▶ [ZIEL 1]
Beantworten Sie anhand des Textes über das Stargaze-Festival an der Volksbühne die folgenden Fragen:
(a) Welcher Dirigent steht dem Orchester Stargaze vor?
(b) Welches Wort stand auf dem Dach der Volksbühne?
(c) Von wann bis wann lief das Festival?
▶ [ZIEL 2] Schreiben Sie den Text über das Stargaze-Festival an der Volksbühne im Anschluss an seinen letzten Satz weiter.

▶ [TEXTAUSZUG]
________________

KLASSIKPOP Drei Tage lang spielen: Das Orchester Stargaze um den Berliner Dirigenten André de Ridder stellt an der Volksbühne seine Ausnahmestellung unter Beweis und spannt den Bogen „From Bach To Greenwood“

Der Berliner Chor Cantus Domus singt – unter anderem – Béla Bartóks „Dorfszenen“ Foto: Oliver Beige/Stargaze

von Jens Uthoff

Zwei dicke fette Ausrufezeichen in Weiß auf Rot säumten links und rechts die Fassade der Volksbühne; schon von Weitem waren sie zu sehen, wenn man Richtung Rosa-Luxemburg-Platz schritt. Ebenso das mittig auf dem Dach platzierte Motto: „Hören“ stand dort in jener Frakturschrift, für die das Haus mittlerweile bekannt ist.

Nun ist „Hören“ ohnehin das Motto aller Konzerte, die in der traditionsreichen Theaterstätte aufgeführt werden – das ergibt ja auch durchaus Sinn. Aber auch die markanten Ausrufezeichen ergaben Sinn, denn das vom Berliner Orchester Stargaze kuratierte Festival, das von Freitag- bis Sonntagabend über die Bühne ging, war wirklich etwas Besonderes – und ein Highlight des diesjährigen Musikprogramms an der Volksbühne.

________________

▶ [Datensätze aus einer Datensammlung]
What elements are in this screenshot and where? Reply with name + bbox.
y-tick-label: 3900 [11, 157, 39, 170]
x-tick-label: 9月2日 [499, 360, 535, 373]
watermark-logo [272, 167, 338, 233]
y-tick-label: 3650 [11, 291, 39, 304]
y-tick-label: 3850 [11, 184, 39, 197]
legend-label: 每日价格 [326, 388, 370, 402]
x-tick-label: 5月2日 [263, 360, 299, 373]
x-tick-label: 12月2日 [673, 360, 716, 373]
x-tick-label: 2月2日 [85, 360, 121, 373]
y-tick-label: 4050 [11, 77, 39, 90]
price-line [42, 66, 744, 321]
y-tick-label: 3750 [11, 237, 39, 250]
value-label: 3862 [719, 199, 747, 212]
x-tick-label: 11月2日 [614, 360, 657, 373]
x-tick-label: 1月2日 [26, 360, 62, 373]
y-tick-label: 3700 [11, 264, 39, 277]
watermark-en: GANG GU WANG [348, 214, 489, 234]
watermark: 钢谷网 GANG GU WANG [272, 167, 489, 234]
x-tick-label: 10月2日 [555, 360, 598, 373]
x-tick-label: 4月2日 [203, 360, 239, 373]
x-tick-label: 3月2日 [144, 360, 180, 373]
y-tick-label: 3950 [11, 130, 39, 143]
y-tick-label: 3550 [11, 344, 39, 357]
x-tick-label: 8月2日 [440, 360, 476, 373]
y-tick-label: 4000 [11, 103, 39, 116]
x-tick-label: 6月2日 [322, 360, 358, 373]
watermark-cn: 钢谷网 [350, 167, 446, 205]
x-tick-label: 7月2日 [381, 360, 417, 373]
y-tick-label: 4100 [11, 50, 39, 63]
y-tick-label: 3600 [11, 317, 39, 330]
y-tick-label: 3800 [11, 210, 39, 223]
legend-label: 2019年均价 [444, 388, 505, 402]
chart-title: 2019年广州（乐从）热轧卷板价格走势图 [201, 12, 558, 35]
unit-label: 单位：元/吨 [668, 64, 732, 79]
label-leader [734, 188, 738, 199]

________________

▶ [LÖSUNG 1]
(a) Dem Orchester Stargaze steht der Berliner Dirigent André de Ridder vor.
(b) Auf dem Dach stand das Wort „Hören“.
(c) Das Festival lief von Freitag- bis Sonntagabend.

▶ [LÖSUNG 2]
Nuancen gewonnen

Einerseits wegen des breiten Spektrums an Musik, die gemäß dem Festivalnamen „Stargaze Orchestral – From Bach To Greenwood“ in insgesamt 14 Aufführungen gegeben wurde: Sie reichte vom Barock bis in die Gegenwart hinein, zu den Kompositionen des Radiohead-Gitarristen Jonny Greenwood. Am Eröffnungsabend switchte man mal eben zwischen einer Bach-Kantate und einem Stück der Acid-Rock-Band Grateful Dead. Andererseits aber ist das 2013 gegründete Ensemble um den international zwischen Pop und Klassik bestens vernetzten Berliner Dirigenten André de Ridder sowieso zur unverzichtbaren Marke geworden. Stargaze arbeitete unter anderem bereits mit Pop-Größen wie Julia Holter oder Owen Pallett zusammen. Bei den meisten Projekten waren tolle Neuinterpretationen zu hören, die den Originalstücke völlig neue Nuancen abgewannen.

Um Nuancen geht es auch bei einem Cellokonzert György Ligetis, mit dem Stargaze am Samstag eröffnet, mit Michael Rauter am Cello und 30-köpfigem Orchester. Das heißt, zunächst verharren die Musikerinnen und Musiker in minutenlanger Stille.

Gerade denkt man, es würde John Cage gegeben, da spazieren Jeremy Barnes (mit Akkordeon) und Heather Trost (mit Geige) durch den Saal – sie bilden zusammen das Duo A Hawk And A Hacksaw, das später auftreten soll und ein Stück osteuropäischer Straßenmusik als Ouvertüre vorweg gibt.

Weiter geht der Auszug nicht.